[Stored data]

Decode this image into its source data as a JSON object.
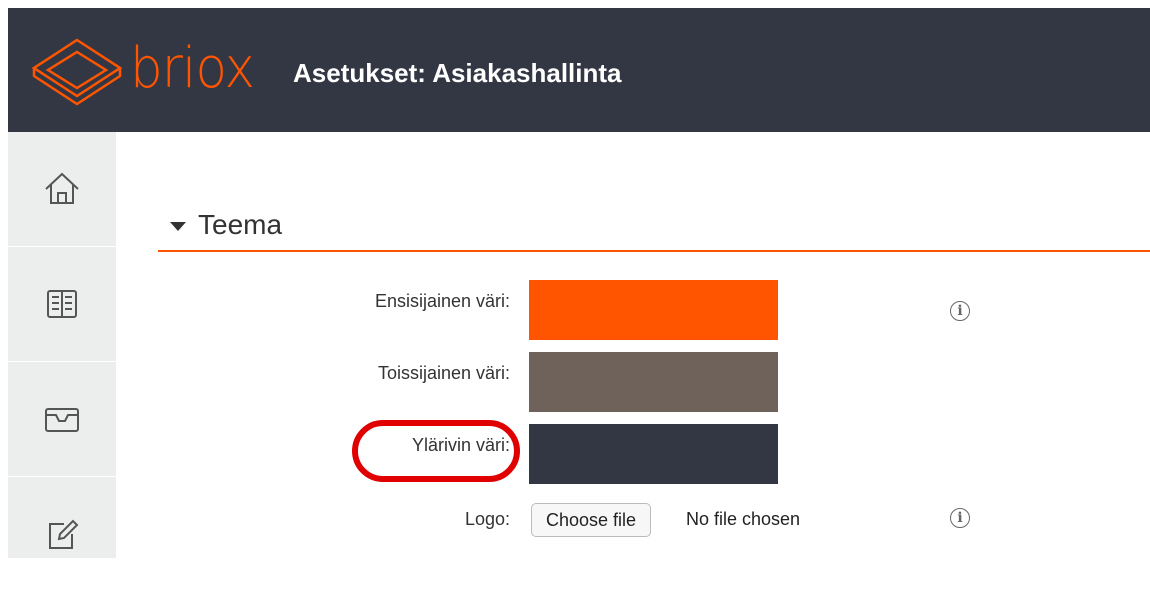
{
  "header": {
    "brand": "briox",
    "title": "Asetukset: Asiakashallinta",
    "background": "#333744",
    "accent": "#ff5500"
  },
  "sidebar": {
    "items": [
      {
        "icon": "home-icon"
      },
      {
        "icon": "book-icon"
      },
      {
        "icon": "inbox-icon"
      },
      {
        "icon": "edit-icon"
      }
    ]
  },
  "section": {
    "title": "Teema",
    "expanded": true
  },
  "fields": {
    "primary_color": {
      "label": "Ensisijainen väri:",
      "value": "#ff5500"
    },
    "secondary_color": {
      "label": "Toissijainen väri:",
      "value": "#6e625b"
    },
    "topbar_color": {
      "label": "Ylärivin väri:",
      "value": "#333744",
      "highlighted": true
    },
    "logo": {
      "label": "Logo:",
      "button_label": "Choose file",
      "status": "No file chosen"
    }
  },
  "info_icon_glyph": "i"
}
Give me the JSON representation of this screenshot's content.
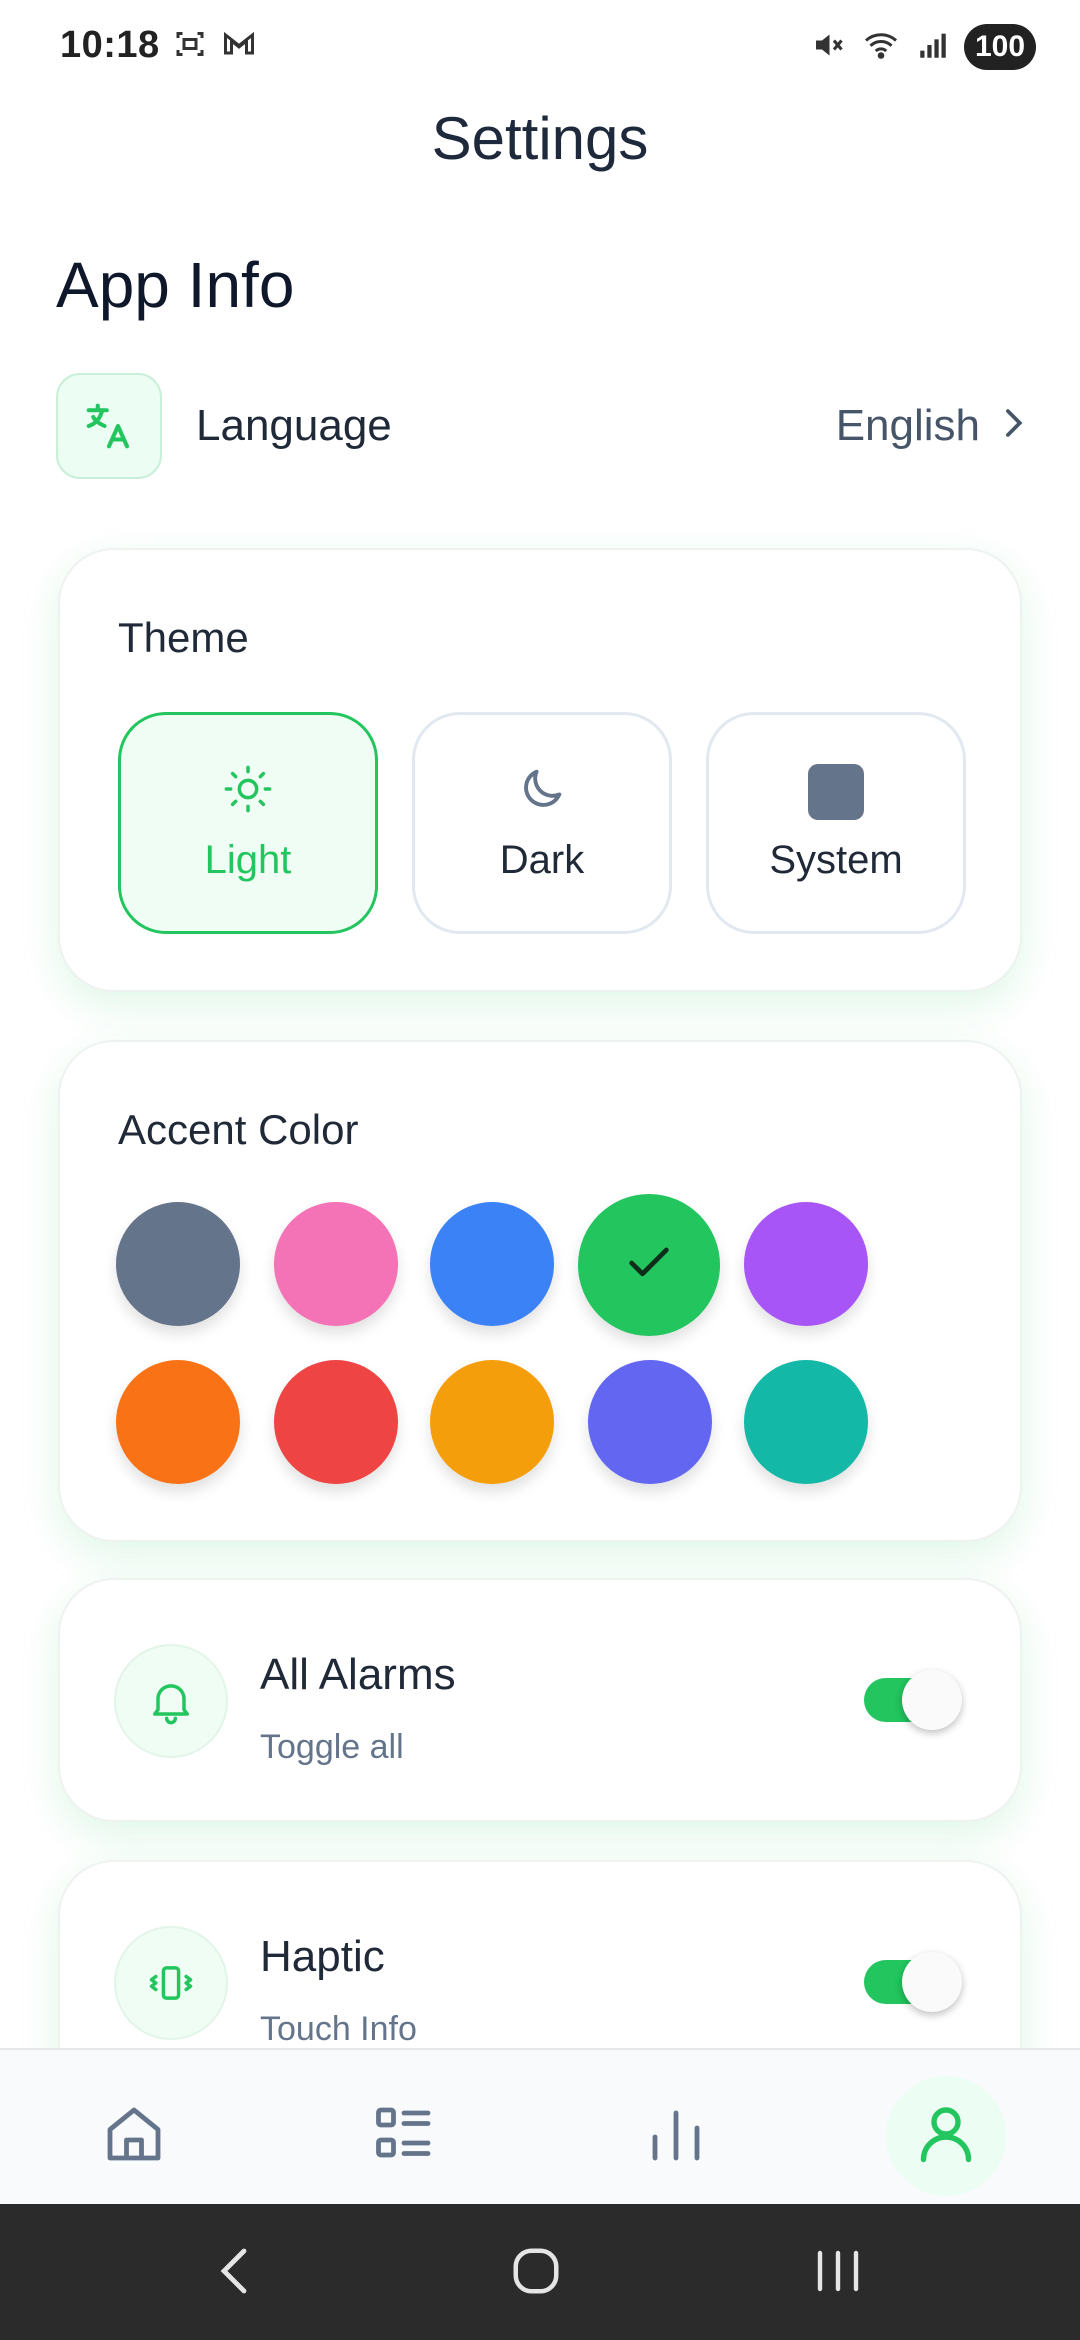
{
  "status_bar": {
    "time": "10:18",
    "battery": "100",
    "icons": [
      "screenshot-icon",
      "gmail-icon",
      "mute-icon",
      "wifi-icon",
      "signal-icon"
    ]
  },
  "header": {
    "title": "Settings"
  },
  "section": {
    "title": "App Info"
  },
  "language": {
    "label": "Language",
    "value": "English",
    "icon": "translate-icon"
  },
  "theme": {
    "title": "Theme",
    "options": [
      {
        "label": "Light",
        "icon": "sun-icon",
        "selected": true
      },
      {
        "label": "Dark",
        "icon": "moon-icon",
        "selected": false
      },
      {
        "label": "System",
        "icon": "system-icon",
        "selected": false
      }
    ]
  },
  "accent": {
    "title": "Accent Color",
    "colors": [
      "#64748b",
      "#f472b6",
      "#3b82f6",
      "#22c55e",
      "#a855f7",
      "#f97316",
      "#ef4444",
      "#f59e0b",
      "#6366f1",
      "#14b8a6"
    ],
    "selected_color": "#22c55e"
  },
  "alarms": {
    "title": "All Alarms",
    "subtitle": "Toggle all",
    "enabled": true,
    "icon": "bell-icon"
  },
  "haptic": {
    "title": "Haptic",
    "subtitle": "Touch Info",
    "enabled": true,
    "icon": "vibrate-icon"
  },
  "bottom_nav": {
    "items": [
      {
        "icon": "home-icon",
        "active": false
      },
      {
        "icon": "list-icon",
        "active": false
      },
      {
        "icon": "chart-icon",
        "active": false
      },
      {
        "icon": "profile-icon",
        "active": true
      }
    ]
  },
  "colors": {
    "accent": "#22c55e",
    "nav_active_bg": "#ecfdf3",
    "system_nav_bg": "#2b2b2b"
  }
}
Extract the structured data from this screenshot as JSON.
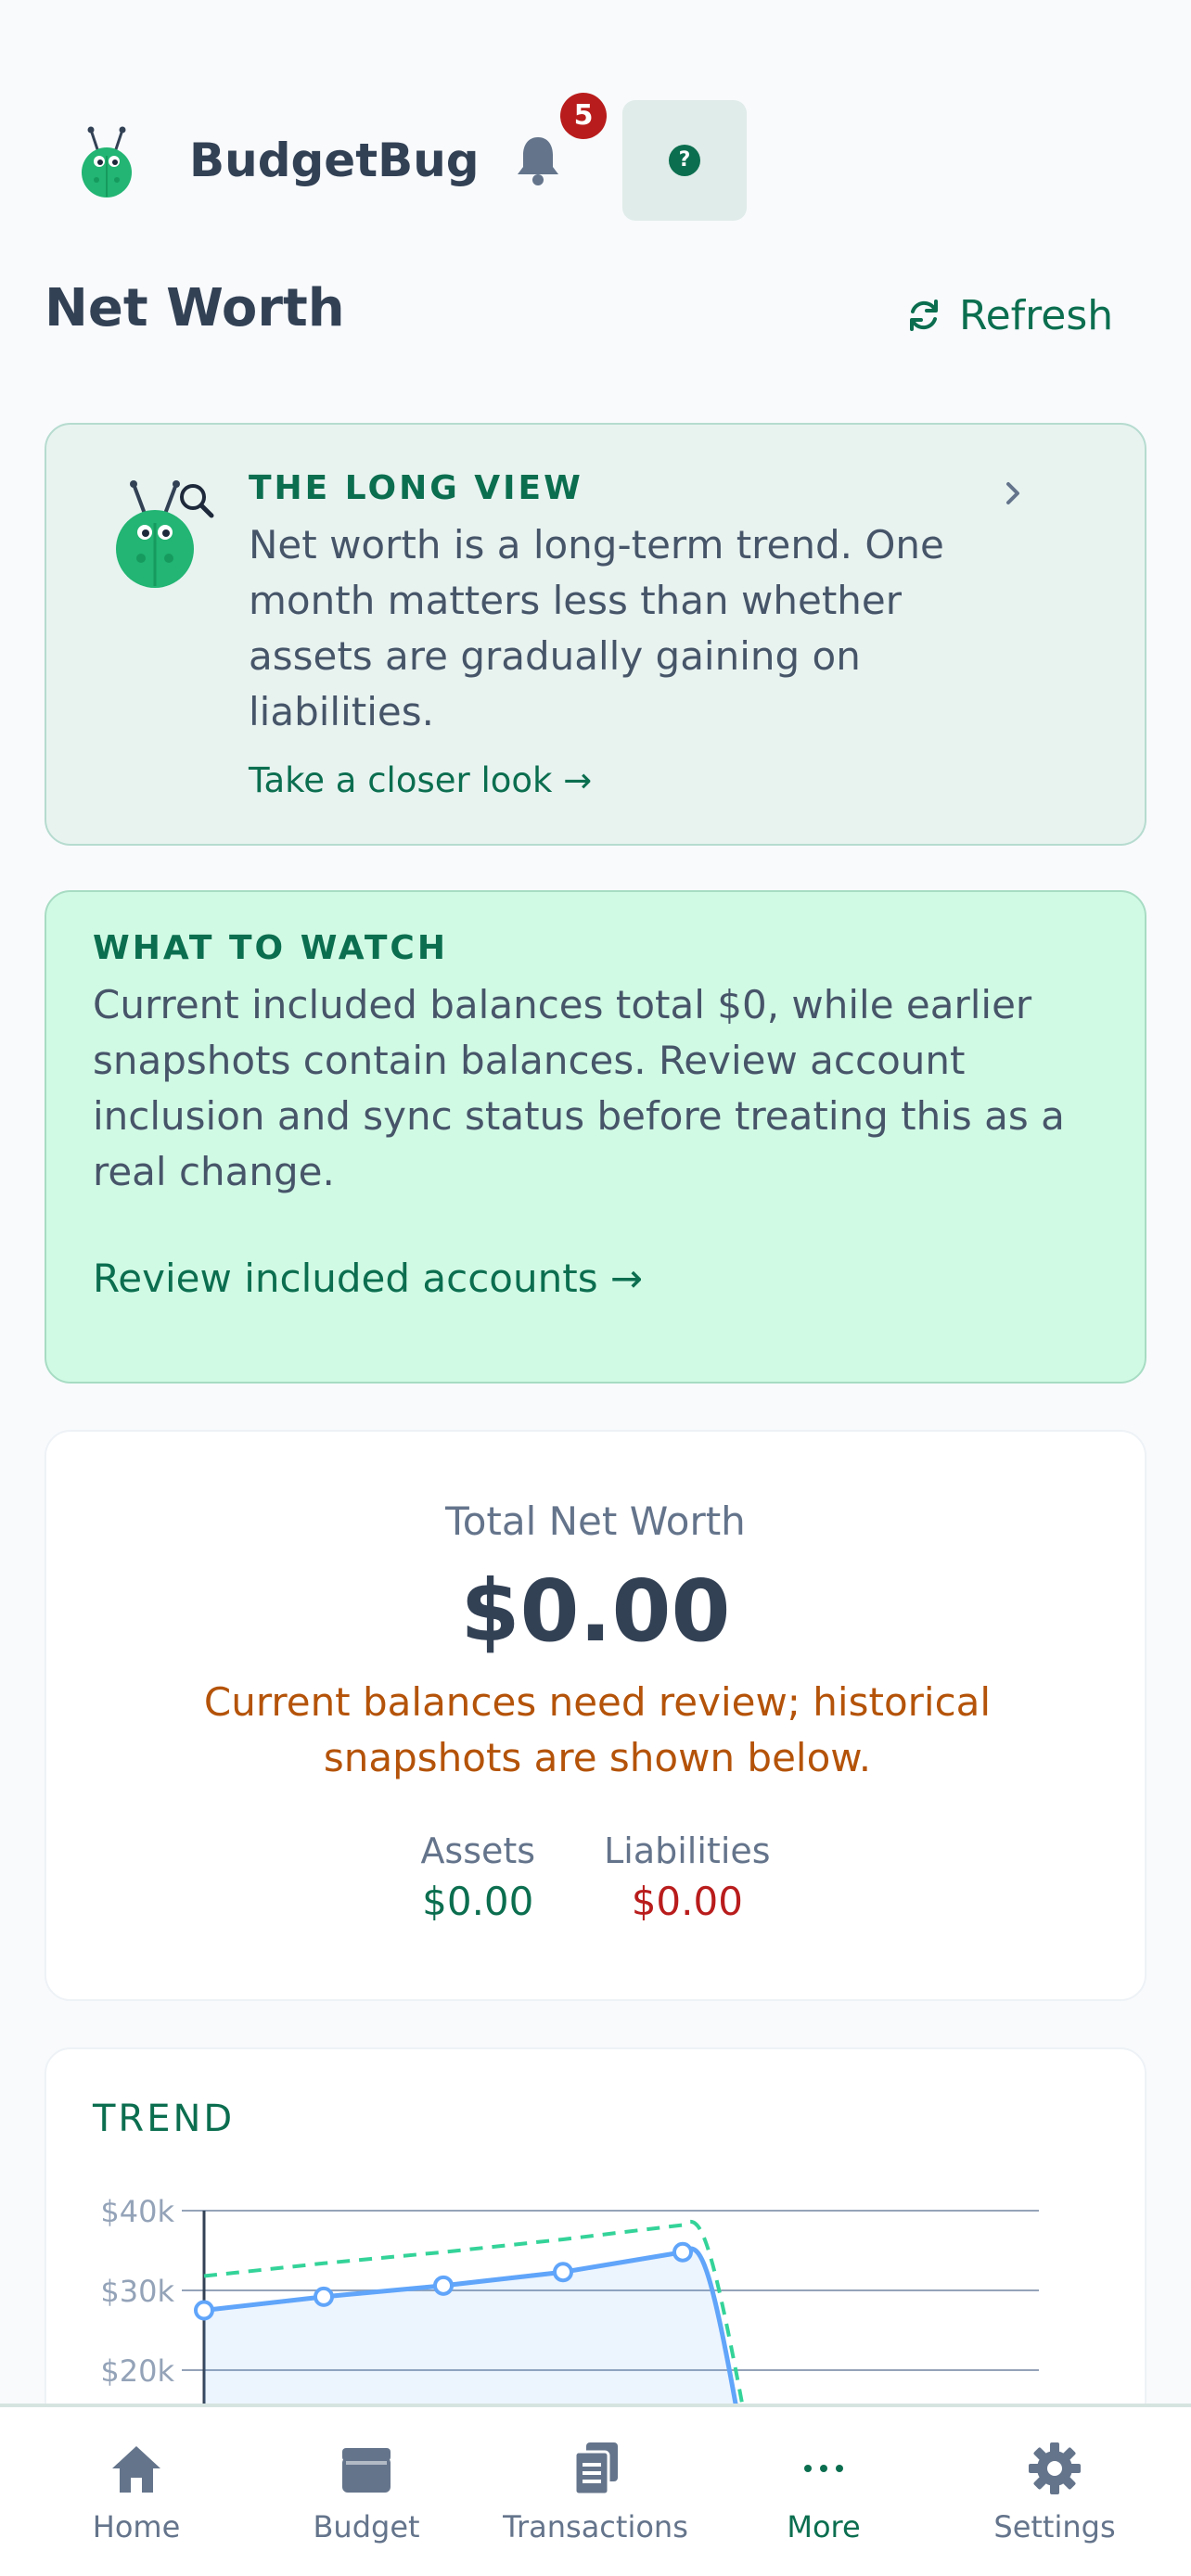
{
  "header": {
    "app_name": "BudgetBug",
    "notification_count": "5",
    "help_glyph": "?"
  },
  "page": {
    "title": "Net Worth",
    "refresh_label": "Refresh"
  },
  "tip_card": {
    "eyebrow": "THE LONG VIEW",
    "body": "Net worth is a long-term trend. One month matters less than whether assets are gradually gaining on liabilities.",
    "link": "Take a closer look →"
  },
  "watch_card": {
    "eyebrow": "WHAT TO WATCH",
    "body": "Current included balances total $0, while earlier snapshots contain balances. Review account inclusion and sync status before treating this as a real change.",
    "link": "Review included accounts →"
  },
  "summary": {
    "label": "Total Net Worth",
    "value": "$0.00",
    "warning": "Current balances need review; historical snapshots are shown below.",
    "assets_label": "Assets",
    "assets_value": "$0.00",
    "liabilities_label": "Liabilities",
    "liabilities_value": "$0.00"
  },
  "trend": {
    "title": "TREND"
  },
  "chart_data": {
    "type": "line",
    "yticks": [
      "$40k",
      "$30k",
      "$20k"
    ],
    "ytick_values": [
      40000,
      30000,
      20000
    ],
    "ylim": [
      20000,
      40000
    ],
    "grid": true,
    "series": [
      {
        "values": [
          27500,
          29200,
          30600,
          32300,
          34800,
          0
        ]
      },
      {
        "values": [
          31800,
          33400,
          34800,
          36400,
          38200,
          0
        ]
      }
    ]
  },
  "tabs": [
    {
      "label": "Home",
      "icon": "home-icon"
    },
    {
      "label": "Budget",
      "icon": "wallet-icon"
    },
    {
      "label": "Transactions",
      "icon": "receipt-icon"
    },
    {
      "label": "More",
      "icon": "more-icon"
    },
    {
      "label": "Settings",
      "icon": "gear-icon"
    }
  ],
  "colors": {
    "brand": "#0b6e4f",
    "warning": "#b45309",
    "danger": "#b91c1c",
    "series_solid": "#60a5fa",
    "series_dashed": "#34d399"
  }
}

**Exercise instructions:** Quote every record above exactly, leaving out any pictures.

**Exercise solution:**
Decode this image into its source data as a JSON object.
{
  "header": {
    "brand": "briox",
    "title": "Asetukset: Asiakashallinta",
    "background": "#333744",
    "accent": "#ff5500"
  },
  "sidebar": {
    "items": [
      {
        "icon": "home-icon"
      },
      {
        "icon": "book-icon"
      },
      {
        "icon": "inbox-icon"
      },
      {
        "icon": "edit-icon"
      }
    ]
  },
  "section": {
    "title": "Teema",
    "expanded": true
  },
  "fields": {
    "primary_color": {
      "label": "Ensisijainen väri:",
      "value": "#ff5500"
    },
    "secondary_color": {
      "label": "Toissijainen väri:",
      "value": "#6e625b"
    },
    "topbar_color": {
      "label": "Ylärivin väri:",
      "value": "#333744",
      "highlighted": true
    },
    "logo": {
      "label": "Logo:",
      "button_label": "Choose file",
      "status": "No file chosen"
    }
  },
  "info_icon_glyph": "i"
}
Give me the JSON representation of this screenshot's content.
{
  "status_bar": {
    "time": "10:18",
    "battery": "100",
    "icons": [
      "screenshot-icon",
      "gmail-icon",
      "mute-icon",
      "wifi-icon",
      "signal-icon"
    ]
  },
  "header": {
    "title": "Settings"
  },
  "section": {
    "title": "App Info"
  },
  "language": {
    "label": "Language",
    "value": "English",
    "icon": "translate-icon"
  },
  "theme": {
    "title": "Theme",
    "options": [
      {
        "label": "Light",
        "icon": "sun-icon",
        "selected": true
      },
      {
        "label": "Dark",
        "icon": "moon-icon",
        "selected": false
      },
      {
        "label": "System",
        "icon": "system-icon",
        "selected": false
      }
    ]
  },
  "accent": {
    "title": "Accent Color",
    "colors": [
      "#64748b",
      "#f472b6",
      "#3b82f6",
      "#22c55e",
      "#a855f7",
      "#f97316",
      "#ef4444",
      "#f59e0b",
      "#6366f1",
      "#14b8a6"
    ],
    "selected_color": "#22c55e"
  },
  "alarms": {
    "title": "All Alarms",
    "subtitle": "Toggle all",
    "enabled": true,
    "icon": "bell-icon"
  },
  "haptic": {
    "title": "Haptic",
    "subtitle": "Touch Info",
    "enabled": true,
    "icon": "vibrate-icon"
  },
  "bottom_nav": {
    "items": [
      {
        "icon": "home-icon",
        "active": false
      },
      {
        "icon": "list-icon",
        "active": false
      },
      {
        "icon": "chart-icon",
        "active": false
      },
      {
        "icon": "profile-icon",
        "active": true
      }
    ]
  },
  "colors": {
    "accent": "#22c55e",
    "nav_active_bg": "#ecfdf3",
    "system_nav_bg": "#2b2b2b"
  }
}
Extract the structured data from this screenshot as JSON.
{
  "header": {
    "app_name": "BudgetBug",
    "notification_count": "5",
    "help_glyph": "?"
  },
  "page": {
    "title": "Net Worth",
    "refresh_label": "Refresh"
  },
  "tip_card": {
    "eyebrow": "THE LONG VIEW",
    "body": "Net worth is a long-term trend. One month matters less than whether assets are gradually gaining on liabilities.",
    "link": "Take a closer look →"
  },
  "watch_card": {
    "eyebrow": "WHAT TO WATCH",
    "body": "Current included balances total $0, while earlier snapshots contain balances. Review account inclusion and sync status before treating this as a real change.",
    "link": "Review included accounts →"
  },
  "summary": {
    "label": "Total Net Worth",
    "value": "$0.00",
    "warning": "Current balances need review; historical snapshots are shown below.",
    "assets_label": "Assets",
    "assets_value": "$0.00",
    "liabilities_label": "Liabilities",
    "liabilities_value": "$0.00"
  },
  "trend": {
    "title": "TREND"
  },
  "chart_data": {
    "type": "line",
    "yticks": [
      "$40k",
      "$30k",
      "$20k"
    ],
    "ytick_values": [
      40000,
      30000,
      20000
    ],
    "ylim": [
      20000,
      40000
    ],
    "grid": true,
    "series": [
      {
        "values": [
          27500,
          29200,
          30600,
          32300,
          34800,
          0
        ]
      },
      {
        "values": [
          31800,
          33400,
          34800,
          36400,
          38200,
          0
        ]
      }
    ]
  },
  "tabs": [
    {
      "label": "Home",
      "icon": "home-icon"
    },
    {
      "label": "Budget",
      "icon": "wallet-icon"
    },
    {
      "label": "Transactions",
      "icon": "receipt-icon"
    },
    {
      "label": "More",
      "icon": "more-icon"
    },
    {
      "label": "Settings",
      "icon": "gear-icon"
    }
  ],
  "colors": {
    "brand": "#0b6e4f",
    "warning": "#b45309",
    "danger": "#b91c1c",
    "series_solid": "#60a5fa",
    "series_dashed": "#34d399"
  }
}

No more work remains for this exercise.